WORK TO DO: From the data that follows, copy every line holding the string "perennial".

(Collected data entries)
---+---

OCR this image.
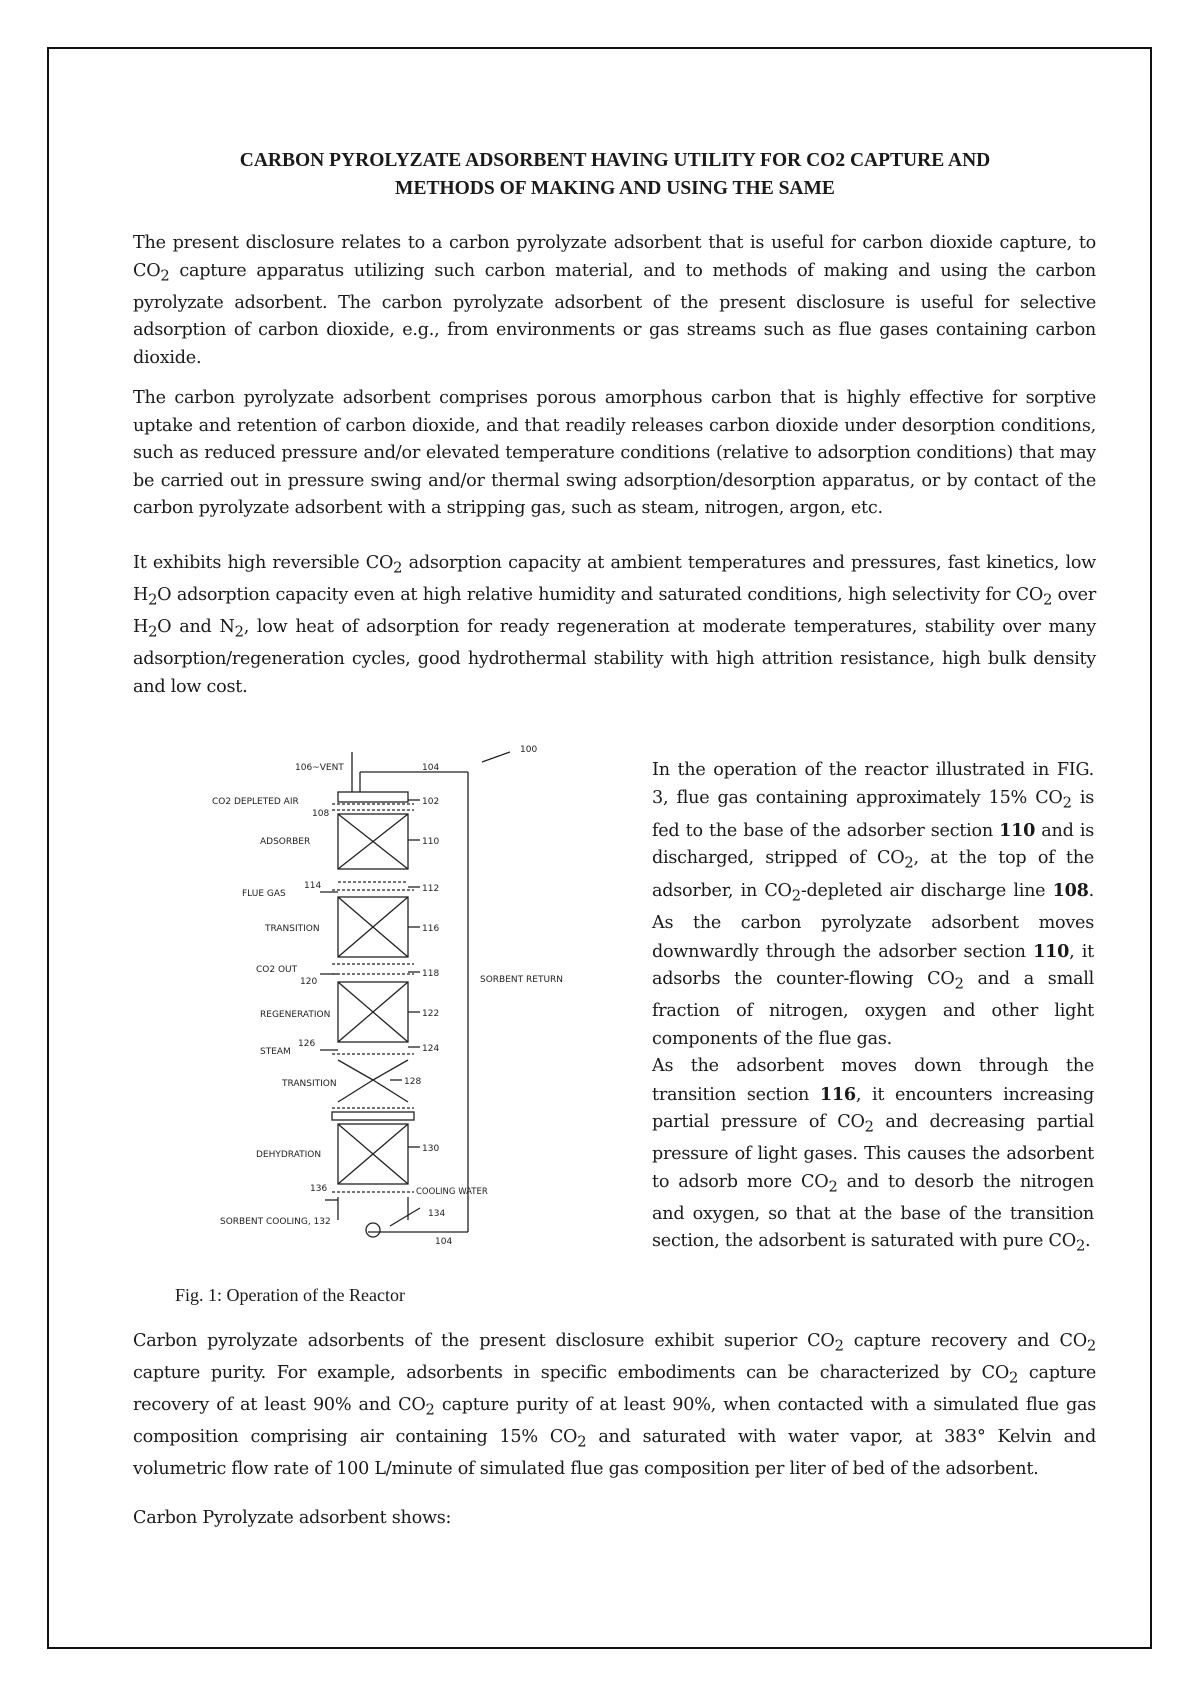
CARBON PYROLYZATE ADSORBENT HAVING UTILITY FOR CO2 CAPTURE AND
METHODS OF MAKING AND USING THE SAME

The present disclosure relates to a carbon pyrolyzate adsorbent that is useful for carbon dioxide capture, to $CO_2$ capture apparatus utilizing such carbon material, and to methods of making and using the carbon pyrolyzate adsorbent. The carbon pyrolyzate adsorbent of the present disclosure is useful for selective adsorption of carbon dioxide, e.g., from environments or gas streams such as flue gases containing carbon dioxide.

The carbon pyrolyzate adsorbent comprises porous amorphous carbon that is highly effective for sorptive uptake and retention of carbon dioxide, and that readily releases carbon dioxide under desorption conditions, such as reduced pressure and/or elevated temperature conditions (relative to adsorption conditions) that may be carried out in pressure swing and/or thermal swing adsorption/desorption apparatus, or by contact of the carbon pyrolyzate adsorbent with a stripping gas, such as steam, nitrogen, argon, etc.

It exhibits high reversible $CO_2$ adsorption capacity at ambient temperatures and pressures, fast kinetics, low $H_2O$ adsorption capacity even at high relative humidity and saturated conditions, high selectivity for $CO_2$ over $H_2O$ and $N_2$, low heat of adsorption for ready regeneration at moderate temperatures, stability over many adsorption/regeneration cycles, good hydrothermal stability with high attrition resistance, high bulk density and low cost.

100
106~VENT	104
CO2 DEPLETED AIR
108
102
ADSORBER	110
FLUE GAS
114	112
TRANSITION	116
CO2 OUT
120
118
SORBENT RETURN
REGENERATION	122
STEAM
126	124
TRANSITION	128
DEHYDRATION
130
136	COOLING WATER
134
SORBENT COOLING, 132
104
Fig. 1: Operation of the Reactor

In the operation of the reactor illustrated in FIG. 3, flue gas containing approximately 15% $CO_2$ is fed to the base of the adsorber section 110 and is discharged, stripped of $CO_2$, at the top of the adsorber, in $CO_2$-depleted air discharge line 108. As the carbon pyrolyzate adsorbent moves downwardly through the adsorber section 110, it adsorbs the counter-flowing $CO_2$ and a small fraction of nitrogen, oxygen and other light components of the flue gas.

As the adsorbent moves down through the transition section 116, it encounters increasing partial pressure of $CO_2$ and decreasing partial pressure of light gases. This causes the adsorbent to adsorb more $CO_2$ and to desorb the nitrogen and oxygen, so that at the base of the transition section, the adsorbent is saturated with pure $CO_2$.

Carbon pyrolyzate adsorbents of the present disclosure exhibit superior $CO_2$ capture recovery and $CO_2$ capture purity. For example, adsorbents in specific embodiments can be characterized by $CO_2$ capture recovery of at least 90% and $CO_2$ capture purity of at least 90%, when contacted with a simulated flue gas composition comprising air containing 15% $CO_2$ and saturated with water vapor, at 383° Kelvin and volumetric flow rate of 100 L/minute of simulated flue gas composition per liter of bed of the adsorbent.

Carbon Pyrolyzate adsorbent shows:
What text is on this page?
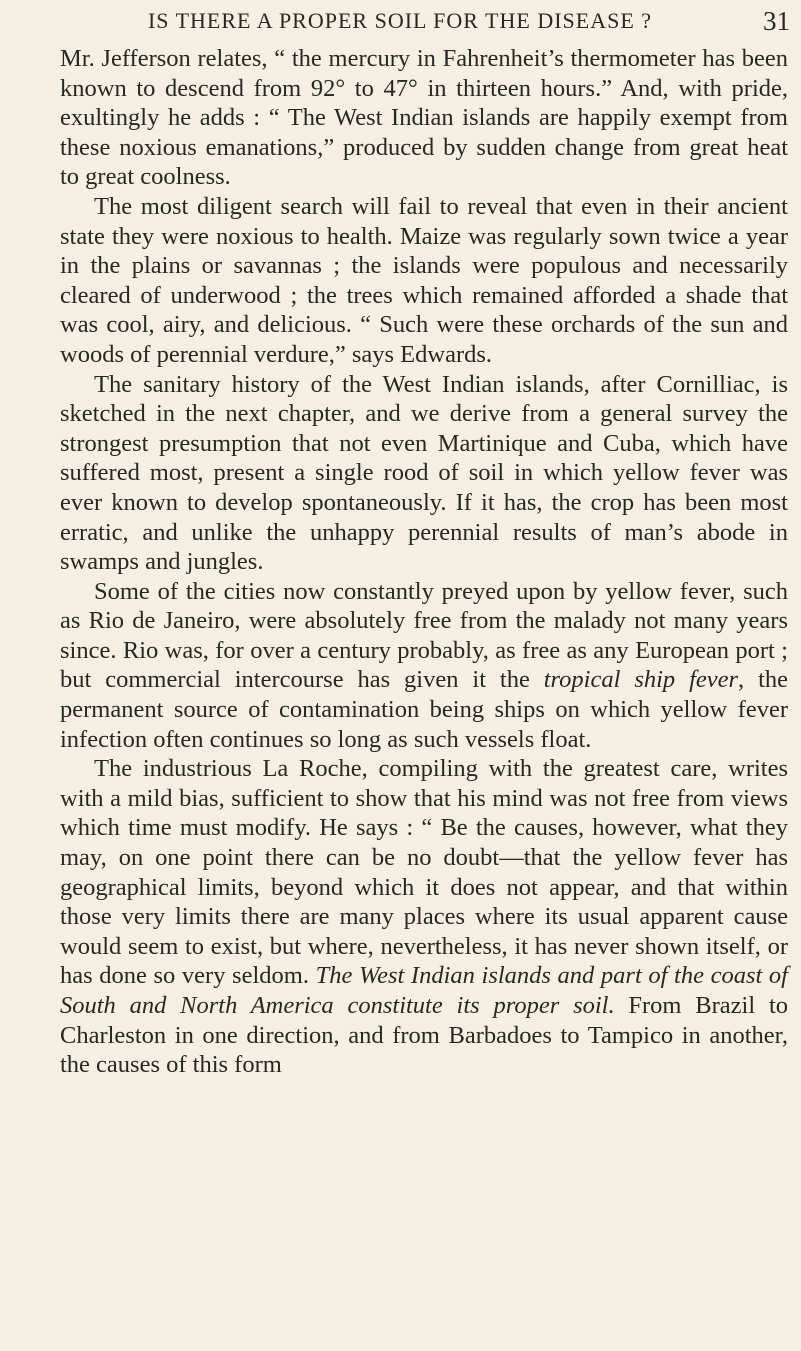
IS THERE A PROPER SOIL FOR THE DISEASE ?	31

Mr. Jefferson relates, “ the mercury in Fahrenheit’s thermometer has been known to descend from 92° to 47° in thirteen hours.” And, with pride, exultingly he adds : “ The West Indian islands are happily exempt from these noxious emanations,” produced by sudden change from great heat to great coolness.

The most diligent search will fail to reveal that even in their ancient state they were noxious to health. Maize was regularly sown twice a year in the plains or savannas ; the islands were populous and necessarily cleared of underwood ; the trees which remained afforded a shade that was cool, airy, and delicious. “ Such were these orchards of the sun and woods of perennial verdure,” says Edwards.

The sanitary history of the West Indian islands, after Cornilliac, is sketched in the next chapter, and we derive from a general survey the strongest presumption that not even Martinique and Cuba, which have suffered most, present a single rood of soil in which yellow fever was ever known to develop spontaneously. If it has, the crop has been most erratic, and unlike the unhappy perennial results of man’s abode in swamps and jungles.

Some of the cities now constantly preyed upon by yellow fever, such as Rio de Janeiro, were absolutely free from the malady not many years since. Rio was, for over a century probably, as free as any European port ; but commercial intercourse has given it the tropical ship fever, the permanent source of contamination being ships on which yellow fever infection often continues so long as such vessels float.

The industrious La Roche, compiling with the greatest care, writes with a mild bias, sufficient to show that his mind was not free from views which time must modify. He says : “ Be the causes, however, what they may, on one point there can be no doubt—that the yellow fever has geographical limits, beyond which it does not appear, and that within those very limits there are many places where its usual apparent cause would seem to exist, but where, nevertheless, it has never shown itself, or has done so very seldom. The West Indian islands and part of the coast of South and North America constitute its proper soil. From Brazil to Charleston in one direction, and from Barbadoes to Tampico in another, the causes of this form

---+---

OUTPUT OF THE TASK:
The most diligent search will fail to reveal that even in their ancient state they were noxious to health. Maize was regularly sown twice a year in the plains or savannas ; the islands were populous and necessarily cleared of underwood ; the trees which remained afforded a shade that was cool, airy, and delicious. “ Such were these orchards of the sun and woods of perennial verdure,” says Edwards.
The sanitary history of the West Indian islands, after Cornilliac, is sketched in the next chapter, and we derive from a general survey the strongest presumption that not even Martinique and Cuba, which have suffered most, present a single rood of soil in which yellow fever was ever known to develop spontaneously. If it has, the crop has been most erratic, and unlike the unhappy perennial results of man’s abode in swamps and jungles.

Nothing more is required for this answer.